* Directions for this task:
Copy every line of the data from the one containing "checkbox[interactable] <box>21 660" down to the one containing "highlight-annotation <box>11 235", both included, reproducing each line verbatim.

* Material supplied:
==============================

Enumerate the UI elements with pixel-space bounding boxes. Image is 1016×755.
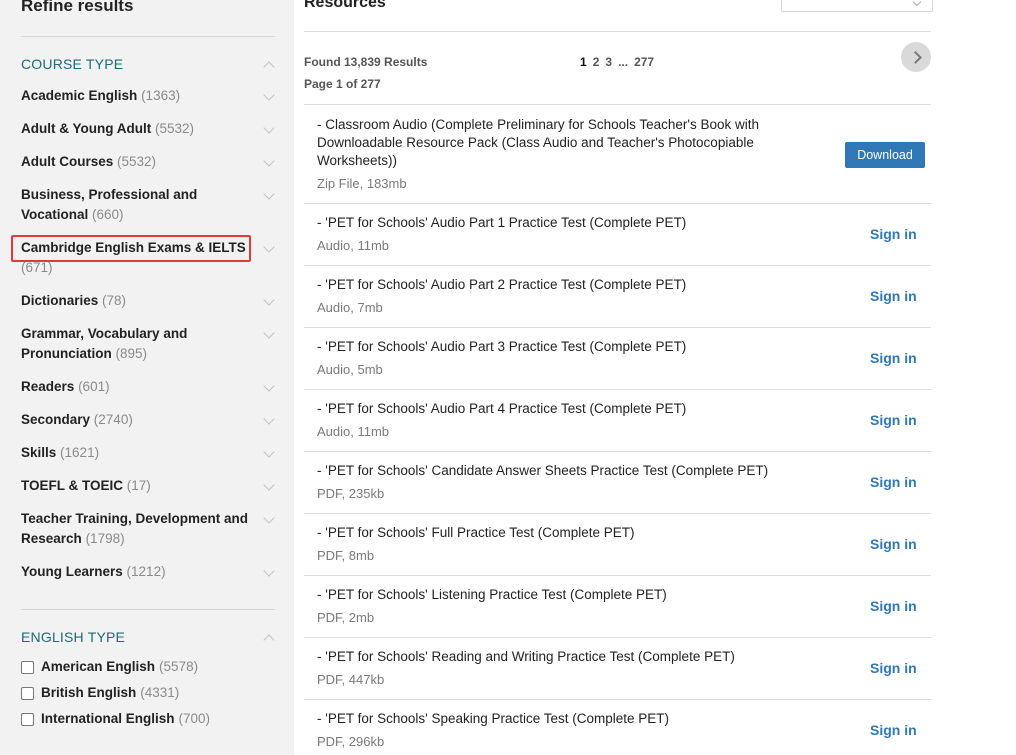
checkbox[interactable] <box>21 660 34 674</box>
facet-readers[interactable]: Readers (601) <box>21 377 246 397</box>
facet-skills[interactable]: Skills (1621) <box>21 443 246 463</box>
divider <box>304 104 931 105</box>
chevron-down-icon[interactable] <box>263 479 275 491</box>
resource-title: - 'PET for Schools' Listening Practice T… <box>317 587 667 602</box>
resource-title: - 'PET for Schools' Full Practice Test (… <box>317 525 635 540</box>
chevron-up-icon[interactable] <box>263 634 275 646</box>
divider <box>304 575 931 576</box>
facet-academic-english[interactable]: Academic English (1363) <box>21 86 246 106</box>
divider <box>304 31 931 32</box>
sign-in-link[interactable]: Sign in <box>870 474 917 490</box>
highlight-annotation <box>11 235 251 262</box>
resource-title: - Classroom Audio (Complete Preliminary … <box>317 117 760 168</box>
chevron-down-icon[interactable] <box>263 380 275 392</box>
facet-adult-courses[interactable]: Adult Courses (5532) <box>21 152 246 172</box>
resource-meta: PDF, 2mb <box>317 610 375 625</box>
page-ellipsis: ... <box>618 55 629 69</box>
english-type-heading[interactable]: ENGLISH TYPE <box>21 629 125 645</box>
page-link-current[interactable]: 1 <box>580 55 587 69</box>
resource-meta: Audio, 11mb <box>317 424 390 439</box>
facet-young-learners[interactable]: Young Learners (1212) <box>21 562 246 582</box>
facet-business-professional[interactable]: Business, Professional and Vocational (6… <box>21 185 211 225</box>
resource-meta: PDF, 296kb <box>317 734 385 749</box>
resource-title: - 'PET for Schools' Speaking Practice Te… <box>317 711 670 726</box>
facet-secondary[interactable]: Secondary (2740) <box>21 410 246 430</box>
resource-meta: PDF, 8mb <box>317 548 375 563</box>
page-title: Resources <box>304 0 386 11</box>
facet-teacher-training[interactable]: Teacher Training, Development and Resear… <box>21 509 256 549</box>
download-button[interactable]: Download <box>845 142 925 168</box>
resource-title: - 'PET for Schools' Audio Part 4 Practic… <box>317 401 687 416</box>
facet-toefl-toeic[interactable]: TOEFL & TOEIC (17) <box>21 476 246 496</box>
divider <box>304 327 931 328</box>
chevron-up-icon[interactable] <box>263 61 275 73</box>
resource-title: - 'PET for Schools' Audio Part 3 Practic… <box>317 339 687 354</box>
divider <box>304 265 931 266</box>
chevron-down-icon[interactable] <box>263 122 275 134</box>
facet-adult-young-adult[interactable]: Adult & Young Adult (5532) <box>21 119 246 139</box>
divider <box>304 513 931 514</box>
chevron-down-icon[interactable] <box>263 565 275 577</box>
refine-sidebar: Refine results COURSE TYPE Academic Engl… <box>0 0 294 755</box>
resource-title: - 'PET for Schools' Reading and Writing … <box>317 649 735 664</box>
filter-american-english[interactable]: American English (5578) <box>21 658 198 676</box>
chevron-down-icon[interactable] <box>263 327 275 339</box>
resource-meta: Audio, 11mb <box>317 238 390 253</box>
chevron-down-icon[interactable] <box>263 188 275 200</box>
resource-meta: PDF, 447kb <box>317 672 385 687</box>
sign-in-link[interactable]: Sign in <box>870 226 917 242</box>
chevron-down-icon[interactable] <box>263 155 275 167</box>
page-indicator: Page 1 of 277 <box>304 77 381 91</box>
results-count: Found 13,839 Results <box>304 55 428 69</box>
facet-grammar-vocabulary[interactable]: Grammar, Vocabulary and Pronunciation (8… <box>21 324 201 364</box>
divider <box>21 609 275 610</box>
divider <box>304 203 931 204</box>
facet-dictionaries[interactable]: Dictionaries (78) <box>21 291 246 311</box>
resource-meta: Audio, 5mb <box>317 362 383 377</box>
divider <box>21 36 275 37</box>
divider <box>304 637 931 638</box>
filter-british-english[interactable]: British English (4331) <box>21 684 179 702</box>
checkbox[interactable] <box>21 686 34 700</box>
chevron-down-icon[interactable] <box>263 89 275 101</box>
sign-in-link[interactable]: Sign in <box>870 288 917 304</box>
sign-in-link[interactable]: Sign in <box>870 660 917 676</box>
divider <box>304 699 931 700</box>
sign-in-link[interactable]: Sign in <box>870 350 917 366</box>
filter-international-english[interactable]: International English (700) <box>21 710 210 728</box>
resource-title: - 'PET for Schools' Audio Part 2 Practic… <box>317 277 687 292</box>
refine-title: Refine results <box>21 0 134 15</box>
page-link-last[interactable]: 277 <box>634 55 654 69</box>
chevron-down-icon[interactable] <box>263 294 275 306</box>
sort-select[interactable] <box>781 0 933 12</box>
sign-in-link[interactable]: Sign in <box>870 536 917 552</box>
divider <box>304 451 931 452</box>
chevron-down-icon <box>912 0 922 7</box>
chevron-down-icon[interactable] <box>263 512 275 524</box>
page-link[interactable]: 3 <box>605 55 612 69</box>
chevron-down-icon[interactable] <box>263 446 275 458</box>
chevron-down-icon[interactable] <box>263 241 275 253</box>
sign-in-link[interactable]: Sign in <box>870 412 917 428</box>
pagination: 1 2 3 ... 277 <box>580 55 654 69</box>
resource-meta: PDF, 235kb <box>317 486 385 501</box>
page-link[interactable]: 2 <box>593 55 600 69</box>
resource-title: - 'PET for Schools' Audio Part 1 Practic… <box>317 215 687 230</box>
course-type-heading[interactable]: COURSE TYPE <box>21 56 123 72</box>
next-page-button[interactable] <box>901 42 931 72</box>
resource-meta: Audio, 7mb <box>317 300 383 315</box>
chevron-down-icon[interactable] <box>263 413 275 425</box>
resource-title: - 'PET for Schools' Candidate Answer She… <box>317 463 769 478</box>
sign-in-link[interactable]: Sign in <box>870 722 917 738</box>
divider <box>304 389 931 390</box>
resource-meta: Zip File, 183mb <box>317 176 407 191</box>
sign-in-link[interactable]: Sign in <box>870 598 917 614</box>
checkbox[interactable] <box>21 712 34 726</box>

==============================

* Result of this exercise:
checkbox[interactable] <box>21 660 34 674</box>
facet-readers[interactable]: Readers (601) <box>21 377 246 397</box>
facet-skills[interactable]: Skills (1621) <box>21 443 246 463</box>
divider <box>304 104 931 105</box>
chevron-down-icon[interactable] <box>263 479 275 491</box>
resource-title: - 'PET for Schools' Listening Practice T… <box>317 587 667 602</box>
resource-title: - 'PET for Schools' Full Practice Test (… <box>317 525 635 540</box>
chevron-up-icon[interactable] <box>263 634 275 646</box>
divider <box>304 575 931 576</box>
facet-academic-english[interactable]: Academic English (1363) <box>21 86 246 106</box>
divider <box>304 31 931 32</box>
sign-in-link[interactable]: Sign in <box>870 474 917 490</box>
highlight-annotation <box>11 235 251 262</box>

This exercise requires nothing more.